• REQUEST:
Locate every line in the records below that contains the word "data", and copy each one.

• EXERCISE INPUT:
--------

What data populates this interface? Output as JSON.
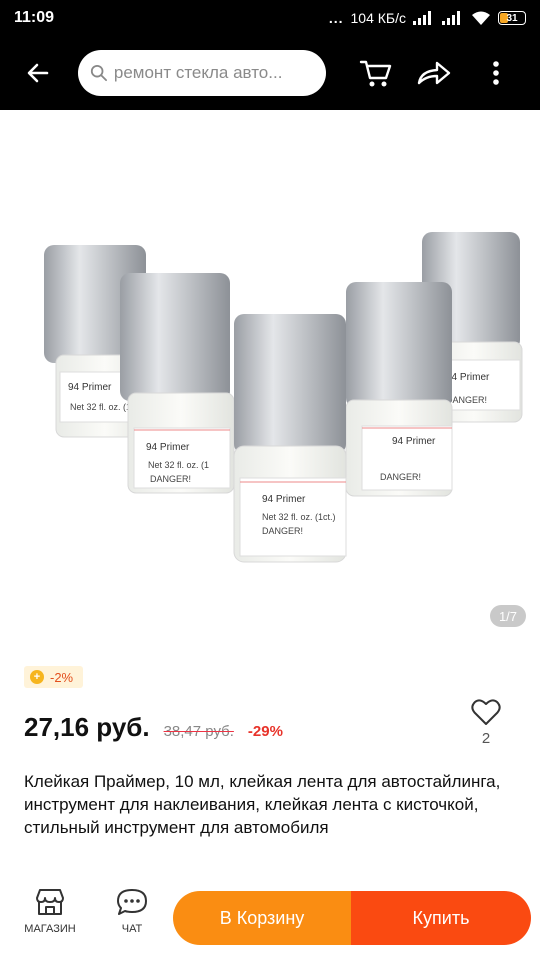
{
  "status": {
    "time": "11:09",
    "network_dots": "...",
    "speed": "104 КБ/с",
    "battery": "31"
  },
  "search": {
    "placeholder": "ремонт стекла авто..."
  },
  "gallery": {
    "counter": "1/7",
    "bottle_label_name": "94 Primer",
    "bottle_label_net": "Net 32 fl. oz. (1ct.)",
    "bottle_label_danger": "DANGER!"
  },
  "promo": {
    "coin_discount": "-2%"
  },
  "price": {
    "current": "27,16 руб.",
    "original": "38,47 руб.",
    "discount": "-29%"
  },
  "wishlist": {
    "count": "2"
  },
  "product": {
    "title": "Клейкая Праймер, 10 мл, клейкая лента для автостайлинга, инструмент для наклеивания, клейкая лента с кисточкой, стильный инструмент для автомобиля"
  },
  "bottom_bar": {
    "shop_label": "МАГАЗИН",
    "chat_label": "ЧАТ",
    "add_to_cart": "В Корзину",
    "buy": "Купить"
  },
  "colors": {
    "cart_button": "#fa8d12",
    "buy_button": "#fa4a11",
    "discount_text": "#e8332a"
  }
}
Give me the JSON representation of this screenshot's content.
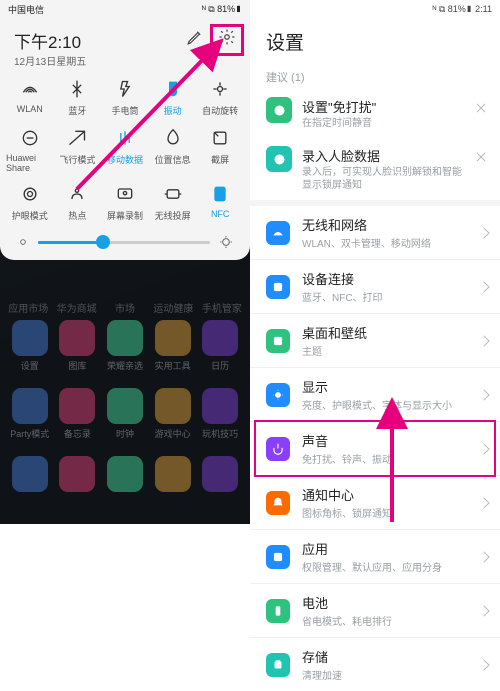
{
  "left": {
    "status": {
      "carrier": "中国电信",
      "indicators": "ᴺ ⧉ 81%▮"
    },
    "time": "下午2:10",
    "date": "12月13日星期五",
    "qs": [
      {
        "label": "WLAN",
        "active": false
      },
      {
        "label": "蓝牙",
        "active": false
      },
      {
        "label": "手电筒",
        "active": false
      },
      {
        "label": "振动",
        "active": true
      },
      {
        "label": "自动旋转",
        "active": false
      },
      {
        "label": "Huawei Share",
        "active": false
      },
      {
        "label": "飞行模式",
        "active": false
      },
      {
        "label": "移动数据",
        "active": true
      },
      {
        "label": "位置信息",
        "active": false
      },
      {
        "label": "截屏",
        "active": false
      },
      {
        "label": "护眼模式",
        "active": false
      },
      {
        "label": "热点",
        "active": false
      },
      {
        "label": "屏幕录制",
        "active": false
      },
      {
        "label": "无线投屏",
        "active": false
      },
      {
        "label": "NFC",
        "active": true
      }
    ],
    "home_tabs": [
      "应用市场",
      "华为商城",
      "市场",
      "运动健康",
      "手机管家"
    ],
    "apps": [
      [
        "设置",
        "图库",
        "荣耀亲选",
        "实用工具",
        "日历"
      ],
      [
        "Party模式",
        "备忘录",
        "时钟",
        "游戏中心",
        "玩机技巧"
      ],
      [
        "",
        "",
        "",
        "",
        ""
      ]
    ]
  },
  "right": {
    "status": {
      "indicators": "ᴺ ⧉ 81%▮ 2:11"
    },
    "title": "设置",
    "suggestions_label": "建议 (1)",
    "sugg": [
      {
        "title": "设置\"免打扰\"",
        "sub": "在指定时间静音",
        "color": "#2ec27e"
      },
      {
        "title": "录入人脸数据",
        "sub": "录入后，可实现人脸识别解锁和智能显示锁屏通知",
        "color": "#20c4b0"
      }
    ],
    "rows": [
      {
        "title": "无线和网络",
        "sub": "WLAN、双卡管理、移动网络",
        "color": "#1f8cff"
      },
      {
        "title": "设备连接",
        "sub": "蓝牙、NFC、打印",
        "color": "#1f8cff"
      },
      {
        "title": "桌面和壁纸",
        "sub": "主题",
        "color": "#2ec27e"
      },
      {
        "title": "显示",
        "sub": "亮度、护眼模式、字体与显示大小",
        "color": "#1f8cff"
      },
      {
        "title": "声音",
        "sub": "免打扰、铃声、振动",
        "color": "#8a3ffc",
        "highlight": true
      },
      {
        "title": "通知中心",
        "sub": "图标角标、锁屏通知",
        "color": "#ff6a00"
      },
      {
        "title": "应用",
        "sub": "权限管理、默认应用、应用分身",
        "color": "#1f8cff"
      },
      {
        "title": "电池",
        "sub": "省电模式、耗电排行",
        "color": "#2ec27e"
      },
      {
        "title": "存储",
        "sub": "清理加速",
        "color": "#20c4b0"
      }
    ]
  }
}
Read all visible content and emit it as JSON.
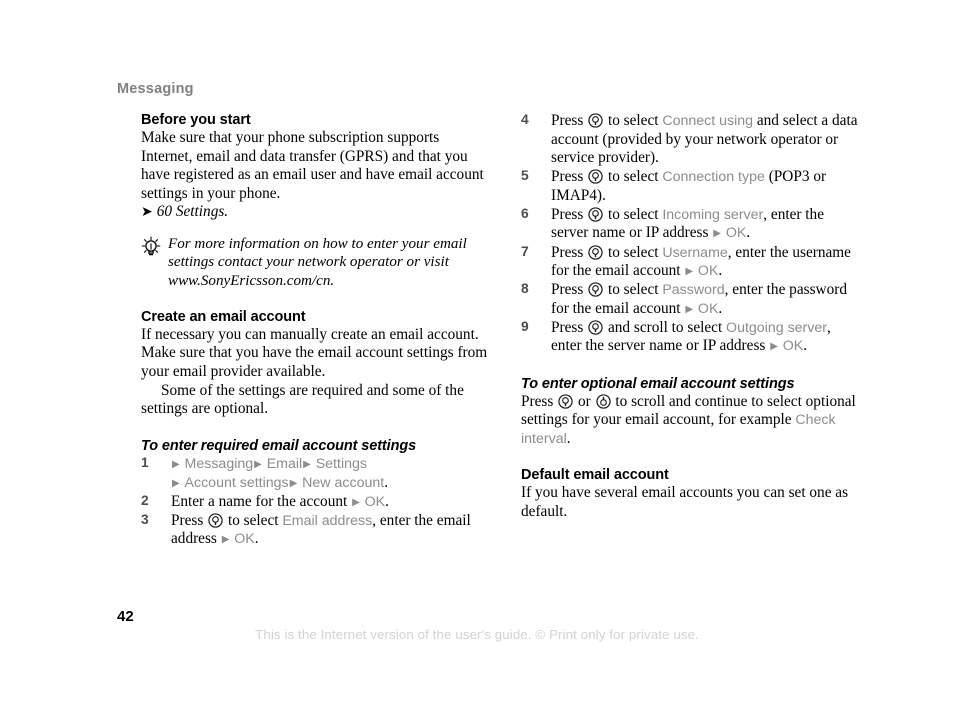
{
  "header": {
    "running_title": "Messaging"
  },
  "left_column": {
    "section1": {
      "heading": "Before you start",
      "paragraph": "Make sure that your phone subscription supports Internet, email and data transfer (GPRS) and that you have registered as an email user and have email account settings in your phone.",
      "cross_reference": {
        "arrow_icon": "right-arrow-icon",
        "text": "60 Settings."
      }
    },
    "tip": {
      "icon": "lightbulb-tip-icon",
      "text": "For more information on how to enter your email settings contact your network operator or visit www.SonyEricsson.com/cn."
    },
    "section2": {
      "heading": "Create an email account",
      "paragraph1": "If necessary you can manually create an email account. Make sure that you have the email account settings from your email provider available.",
      "paragraph2": "Some of the settings are required and some of the settings are optional."
    },
    "procedure": {
      "heading": "To enter required email account settings",
      "steps": [
        {
          "number": "1",
          "line1_parts": [
            {
              "type": "triangle"
            },
            {
              "type": "ui",
              "text": "Messaging"
            },
            {
              "type": "triangle"
            },
            {
              "type": "ui",
              "text": "Email"
            },
            {
              "type": "triangle"
            },
            {
              "type": "ui",
              "text": "Settings"
            }
          ],
          "line2_parts": [
            {
              "type": "triangle"
            },
            {
              "type": "ui",
              "text": "Account settings"
            },
            {
              "type": "triangle"
            },
            {
              "type": "ui",
              "text": "New account"
            },
            {
              "type": "plain",
              "text": "."
            }
          ]
        },
        {
          "number": "2",
          "line1_parts": [
            {
              "type": "plain",
              "text": "Enter a name for the account "
            },
            {
              "type": "triangle"
            },
            {
              "type": "ui",
              "text": "OK"
            },
            {
              "type": "plain",
              "text": "."
            }
          ]
        },
        {
          "number": "3",
          "line1_parts": [
            {
              "type": "plain",
              "text": "Press "
            },
            {
              "type": "icon",
              "icon": "joystick-press-icon"
            },
            {
              "type": "plain",
              "text": " to select "
            },
            {
              "type": "ui",
              "text": "Email address"
            },
            {
              "type": "plain",
              "text": ", enter the email address "
            },
            {
              "type": "triangle"
            },
            {
              "type": "ui",
              "text": "OK"
            },
            {
              "type": "plain",
              "text": "."
            }
          ]
        }
      ]
    }
  },
  "right_column": {
    "steps": [
      {
        "number": "4",
        "line1_parts": [
          {
            "type": "plain",
            "text": "Press "
          },
          {
            "type": "icon",
            "icon": "joystick-press-icon"
          },
          {
            "type": "plain",
            "text": " to select "
          },
          {
            "type": "ui",
            "text": "Connect using"
          },
          {
            "type": "plain",
            "text": " and select a data account (provided by your network operator or service provider)."
          }
        ]
      },
      {
        "number": "5",
        "line1_parts": [
          {
            "type": "plain",
            "text": "Press "
          },
          {
            "type": "icon",
            "icon": "joystick-press-icon"
          },
          {
            "type": "plain",
            "text": " to select "
          },
          {
            "type": "ui",
            "text": "Connection type"
          },
          {
            "type": "plain",
            "text": " (POP3 or IMAP4)."
          }
        ]
      },
      {
        "number": "6",
        "line1_parts": [
          {
            "type": "plain",
            "text": "Press "
          },
          {
            "type": "icon",
            "icon": "joystick-press-icon"
          },
          {
            "type": "plain",
            "text": " to select "
          },
          {
            "type": "ui",
            "text": "Incoming server"
          },
          {
            "type": "plain",
            "text": ", enter the server name or IP address "
          },
          {
            "type": "triangle"
          },
          {
            "type": "ui",
            "text": "OK"
          },
          {
            "type": "plain",
            "text": "."
          }
        ]
      },
      {
        "number": "7",
        "line1_parts": [
          {
            "type": "plain",
            "text": "Press "
          },
          {
            "type": "icon",
            "icon": "joystick-press-icon"
          },
          {
            "type": "plain",
            "text": " to select "
          },
          {
            "type": "ui",
            "text": "Username"
          },
          {
            "type": "plain",
            "text": ", enter the username for the email account "
          },
          {
            "type": "triangle"
          },
          {
            "type": "ui",
            "text": "OK"
          },
          {
            "type": "plain",
            "text": "."
          }
        ]
      },
      {
        "number": "8",
        "line1_parts": [
          {
            "type": "plain",
            "text": "Press "
          },
          {
            "type": "icon",
            "icon": "joystick-press-icon"
          },
          {
            "type": "plain",
            "text": " to select "
          },
          {
            "type": "ui",
            "text": "Password"
          },
          {
            "type": "plain",
            "text": ", enter the password for the email account "
          },
          {
            "type": "triangle"
          },
          {
            "type": "ui",
            "text": "OK"
          },
          {
            "type": "plain",
            "text": "."
          }
        ]
      },
      {
        "number": "9",
        "line1_parts": [
          {
            "type": "plain",
            "text": "Press "
          },
          {
            "type": "icon",
            "icon": "joystick-press-icon"
          },
          {
            "type": "plain",
            "text": " and scroll to select "
          },
          {
            "type": "ui",
            "text": "Outgoing server"
          },
          {
            "type": "plain",
            "text": ", enter the server name or IP address "
          },
          {
            "type": "triangle"
          },
          {
            "type": "ui",
            "text": "OK"
          },
          {
            "type": "plain",
            "text": "."
          }
        ]
      }
    ],
    "procedure_optional": {
      "heading": "To enter optional email account settings",
      "paragraph_parts": [
        {
          "type": "plain",
          "text": "Press "
        },
        {
          "type": "icon",
          "icon": "joystick-press-icon"
        },
        {
          "type": "plain",
          "text": " or "
        },
        {
          "type": "icon",
          "icon": "joystick-scroll-icon"
        },
        {
          "type": "plain",
          "text": " to scroll and continue to select optional settings for your email account, for example "
        },
        {
          "type": "ui",
          "text": "Check interval"
        },
        {
          "type": "plain",
          "text": "."
        }
      ]
    },
    "section_default": {
      "heading": "Default email account",
      "paragraph": "If you have several email accounts you can set one as default."
    }
  },
  "footer": {
    "page_number": "42",
    "note": "This is the Internet version of the user's guide. © Print only for private use."
  },
  "colors": {
    "ui_term_gray": "#8c8c8c",
    "header_gray": "#808080",
    "footer_gray": "#d2d2d2",
    "step_number_gray": "#4d4d4d",
    "body_black": "#000000"
  }
}
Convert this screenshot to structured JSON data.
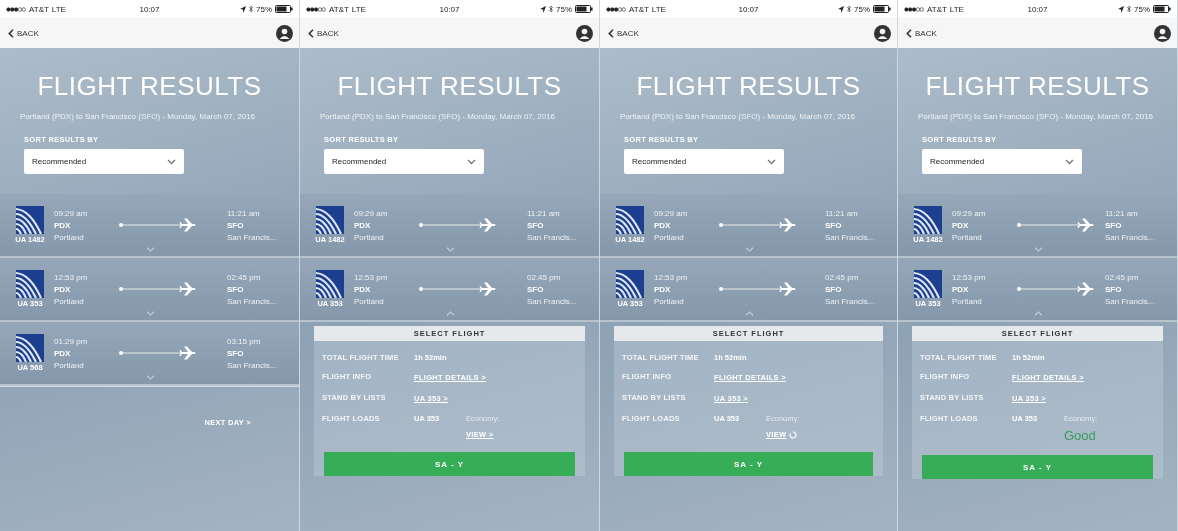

--------

• ANSWER TO THIS TASK:
What data populates this interface? Output as JSON.
      "paragraph": "Make sure that your phone subscription supports Internet, email and data transfer (GPRS) and that you have registered as an email user and have email account settings in your phone.",
            "text": " and select a data account (provided by your network operator or service provider)."
Convert this screenshot to structured JSON data.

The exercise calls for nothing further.